▼▼▼

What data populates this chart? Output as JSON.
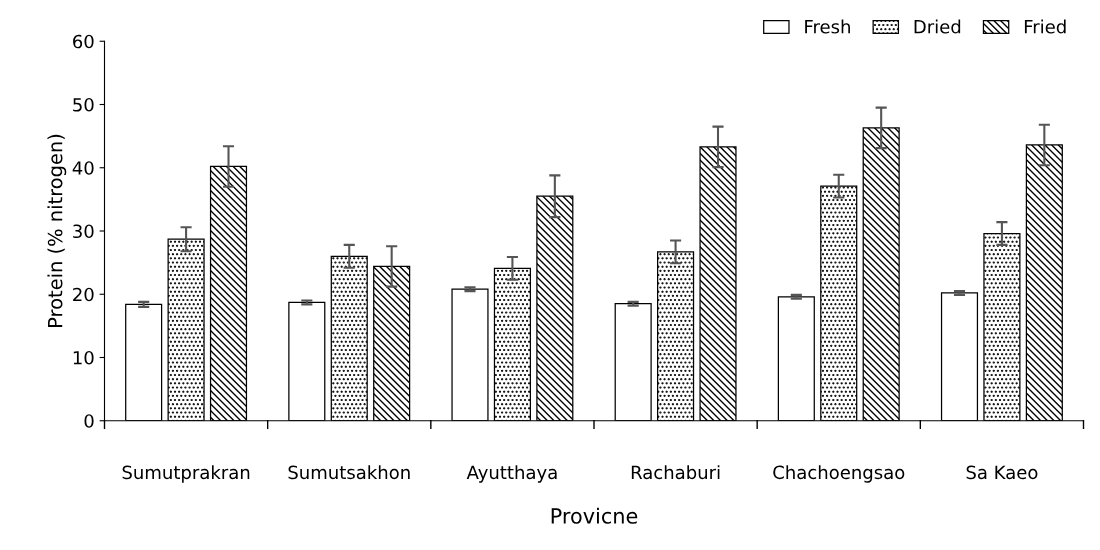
{
  "chart_data": {
    "type": "bar",
    "xlabel": "Provicne",
    "ylabel": "Protein (% nitrogen)",
    "categories": [
      "Sumutprakran",
      "Sumutsakhon",
      "Ayutthaya",
      "Rachaburi",
      "Chachoengsao",
      "Sa Kaeo"
    ],
    "series": [
      {
        "name": "Fresh",
        "color": "#ffffff",
        "values": [
          18.4,
          18.7,
          20.8,
          18.5,
          19.6,
          20.2
        ],
        "errors": [
          0.4,
          0.3,
          0.3,
          0.3,
          0.3,
          0.3
        ]
      },
      {
        "name": "Dried",
        "color": "#000000",
        "values": [
          28.7,
          26.0,
          24.1,
          26.7,
          37.1,
          29.6
        ],
        "errors": [
          1.9,
          1.8,
          1.8,
          1.8,
          1.8,
          1.8
        ]
      },
      {
        "name": "Fried",
        "color": "#000000",
        "values": [
          40.2,
          24.4,
          35.5,
          43.3,
          46.3,
          43.6
        ],
        "errors": [
          3.2,
          3.2,
          3.3,
          3.2,
          3.2,
          3.2
        ]
      }
    ],
    "ylim": [
      0,
      60
    ],
    "yticks": [
      0,
      10,
      20,
      30,
      40,
      50,
      60
    ],
    "grid": false,
    "legend": "top right"
  }
}
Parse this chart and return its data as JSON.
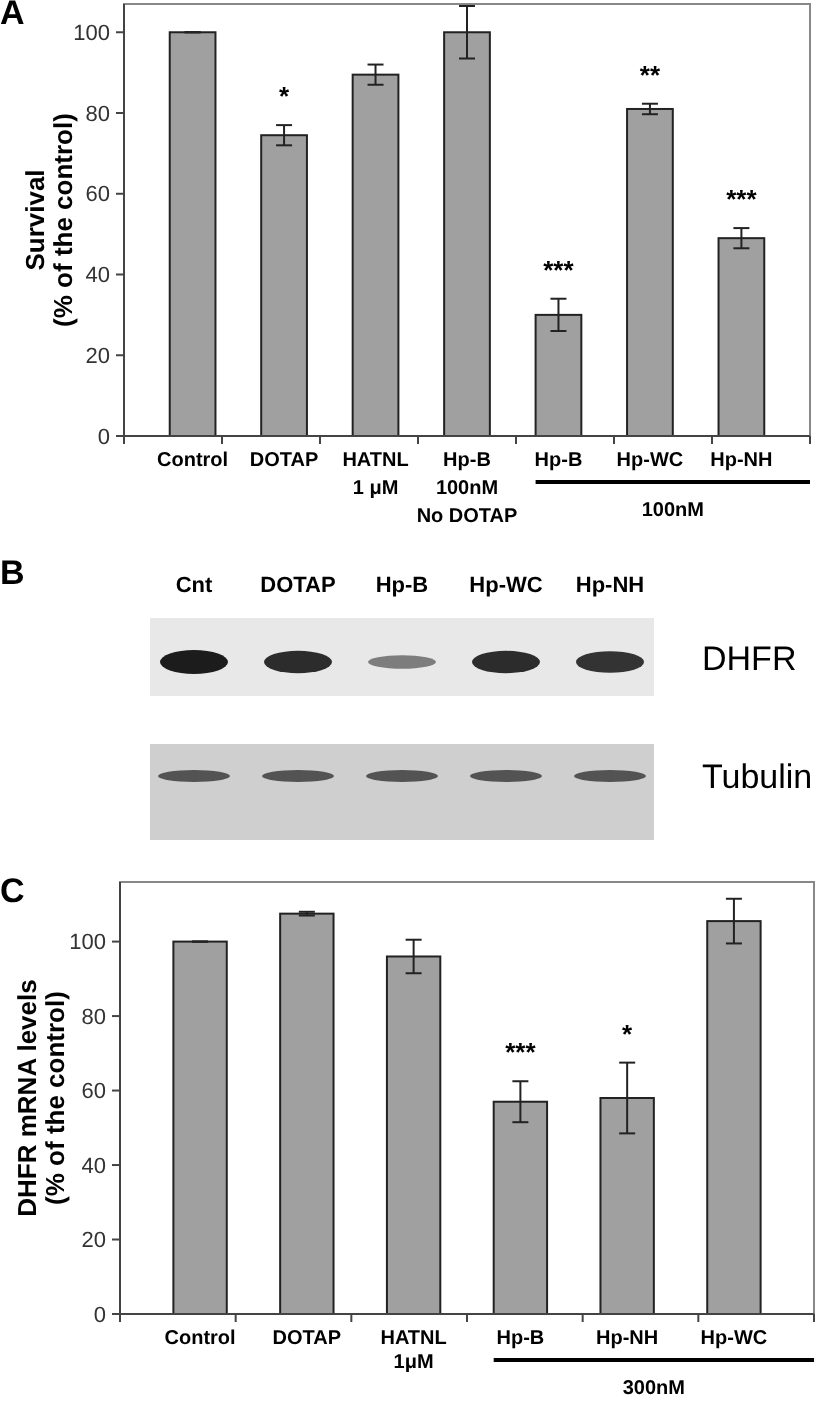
{
  "chart_data": [
    {
      "type": "bar",
      "title": "A",
      "ylabel": "Survival\n(% of the control)",
      "categories": [
        "Control",
        "DOTAP",
        "HATNL\n1 μM",
        "Hp-B\n100nM\nNo DOTAP",
        "Hp-B",
        "Hp-WC",
        "Hp-NH"
      ],
      "values": [
        100,
        74.5,
        89.5,
        100,
        30,
        81,
        49
      ],
      "errors": [
        0,
        2.5,
        2.5,
        6.5,
        4,
        1.3,
        2.5
      ],
      "color": "#a0a0a0",
      "ylim": [
        0,
        107
      ],
      "yticks": [
        0,
        20,
        40,
        60,
        80,
        100
      ],
      "value_labels": [
        null,
        "*",
        null,
        null,
        "***",
        "**",
        "***"
      ],
      "annotations": [
        "100nM"
      ]
    },
    {
      "type": "other",
      "title": "B",
      "categories": [
        "Cnt",
        "DOTAP",
        "Hp-B",
        "Hp-WC",
        "Hp-NH"
      ],
      "annotations": [
        "DHFR",
        "Tubulin"
      ]
    },
    {
      "type": "bar",
      "title": "C",
      "ylabel": "DHFR mRNA levels\n(% of the control)",
      "categories": [
        "Control",
        "DOTAP",
        "HATNL\n1μM",
        "Hp-B",
        "Hp-NH",
        "Hp-WC"
      ],
      "values": [
        100,
        107.5,
        96,
        57,
        58,
        105.5
      ],
      "errors": [
        0,
        0.5,
        4.5,
        5.5,
        9.5,
        6
      ],
      "color": "#a0a0a0",
      "ylim": [
        0,
        116
      ],
      "yticks": [
        0,
        20,
        40,
        60,
        80,
        100
      ],
      "value_labels": [
        null,
        null,
        null,
        "***",
        "*",
        null
      ],
      "annotations": [
        "300nM"
      ]
    }
  ]
}
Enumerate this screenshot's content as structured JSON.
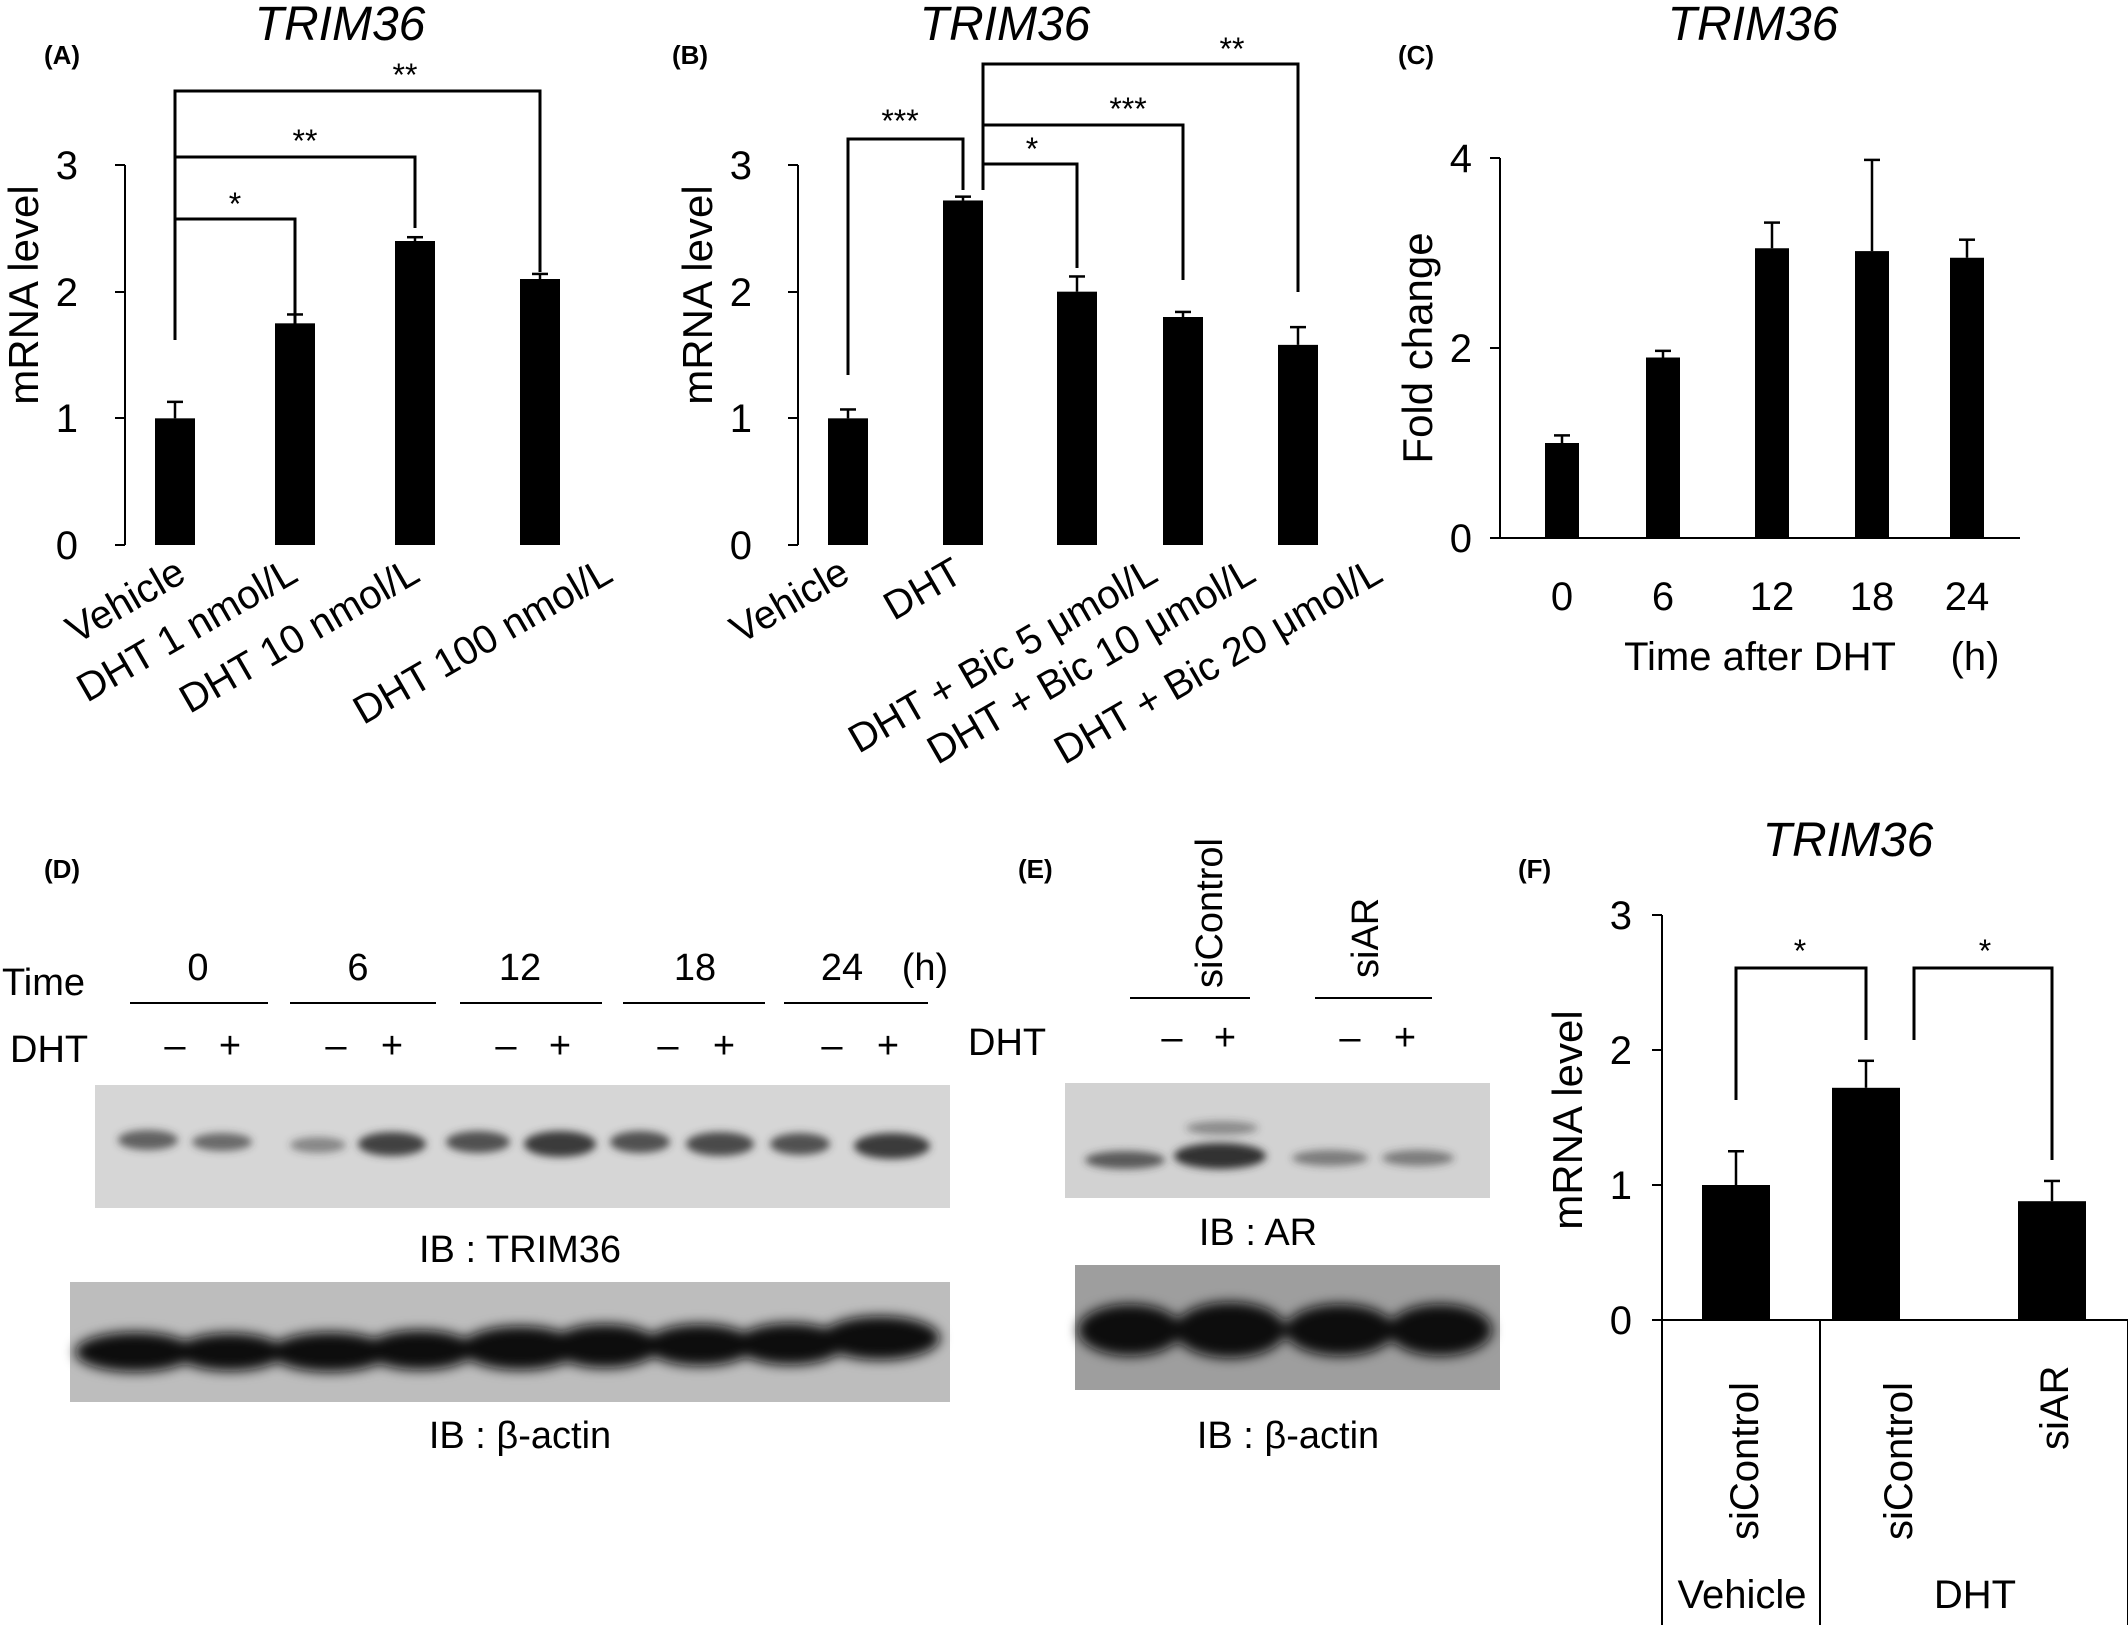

▲▲▲

▸ **The task**: Reproduce the whole listing above character for character; pictures do not belong in it.

▸ **Response to the exercise**:
What data populates this chart? Output as JSON.
{
  "chart_data": {
    "type": "bar",
    "xlabel": "Provicne",
    "ylabel": "Protein (% nitrogen)",
    "categories": [
      "Sumutprakran",
      "Sumutsakhon",
      "Ayutthaya",
      "Rachaburi",
      "Chachoengsao",
      "Sa Kaeo"
    ],
    "series": [
      {
        "name": "Fresh",
        "color": "#ffffff",
        "values": [
          18.4,
          18.7,
          20.8,
          18.5,
          19.6,
          20.2
        ],
        "errors": [
          0.4,
          0.3,
          0.3,
          0.3,
          0.3,
          0.3
        ]
      },
      {
        "name": "Dried",
        "color": "#000000",
        "values": [
          28.7,
          26.0,
          24.1,
          26.7,
          37.1,
          29.6
        ],
        "errors": [
          1.9,
          1.8,
          1.8,
          1.8,
          1.8,
          1.8
        ]
      },
      {
        "name": "Fried",
        "color": "#000000",
        "values": [
          40.2,
          24.4,
          35.5,
          43.3,
          46.3,
          43.6
        ],
        "errors": [
          3.2,
          3.2,
          3.3,
          3.2,
          3.2,
          3.2
        ]
      }
    ],
    "ylim": [
      0,
      60
    ],
    "yticks": [
      0,
      10,
      20,
      30,
      40,
      50,
      60
    ],
    "grid": false,
    "legend": "top right"
  }
}
Parse this chart and return its data as JSON.
{
  "chart_data": [
    {
      "type": "bar",
      "title": "A",
      "ylabel": "Survival\n(% of the control)",
      "categories": [
        "Control",
        "DOTAP",
        "HATNL\n1 μM",
        "Hp-B\n100nM\nNo DOTAP",
        "Hp-B",
        "Hp-WC",
        "Hp-NH"
      ],
      "values": [
        100,
        74.5,
        89.5,
        100,
        30,
        81,
        49
      ],
      "errors": [
        0,
        2.5,
        2.5,
        6.5,
        4,
        1.3,
        2.5
      ],
      "color": "#a0a0a0",
      "ylim": [
        0,
        107
      ],
      "yticks": [
        0,
        20,
        40,
        60,
        80,
        100
      ],
      "value_labels": [
        null,
        "*",
        null,
        null,
        "***",
        "**",
        "***"
      ],
      "annotations": [
        "100nM"
      ]
    },
    {
      "type": "other",
      "title": "B",
      "categories": [
        "Cnt",
        "DOTAP",
        "Hp-B",
        "Hp-WC",
        "Hp-NH"
      ],
      "annotations": [
        "DHFR",
        "Tubulin"
      ]
    },
    {
      "type": "bar",
      "title": "C",
      "ylabel": "DHFR mRNA levels\n(% of the control)",
      "categories": [
        "Control",
        "DOTAP",
        "HATNL\n1μM",
        "Hp-B",
        "Hp-NH",
        "Hp-WC"
      ],
      "values": [
        100,
        107.5,
        96,
        57,
        58,
        105.5
      ],
      "errors": [
        0,
        0.5,
        4.5,
        5.5,
        9.5,
        6
      ],
      "color": "#a0a0a0",
      "ylim": [
        0,
        116
      ],
      "yticks": [
        0,
        20,
        40,
        60,
        80,
        100
      ],
      "value_labels": [
        null,
        null,
        null,
        "***",
        "*",
        null
      ],
      "annotations": [
        "300nM"
      ]
    }
  ]
}
Enumerate this screenshot's content as structured JSON.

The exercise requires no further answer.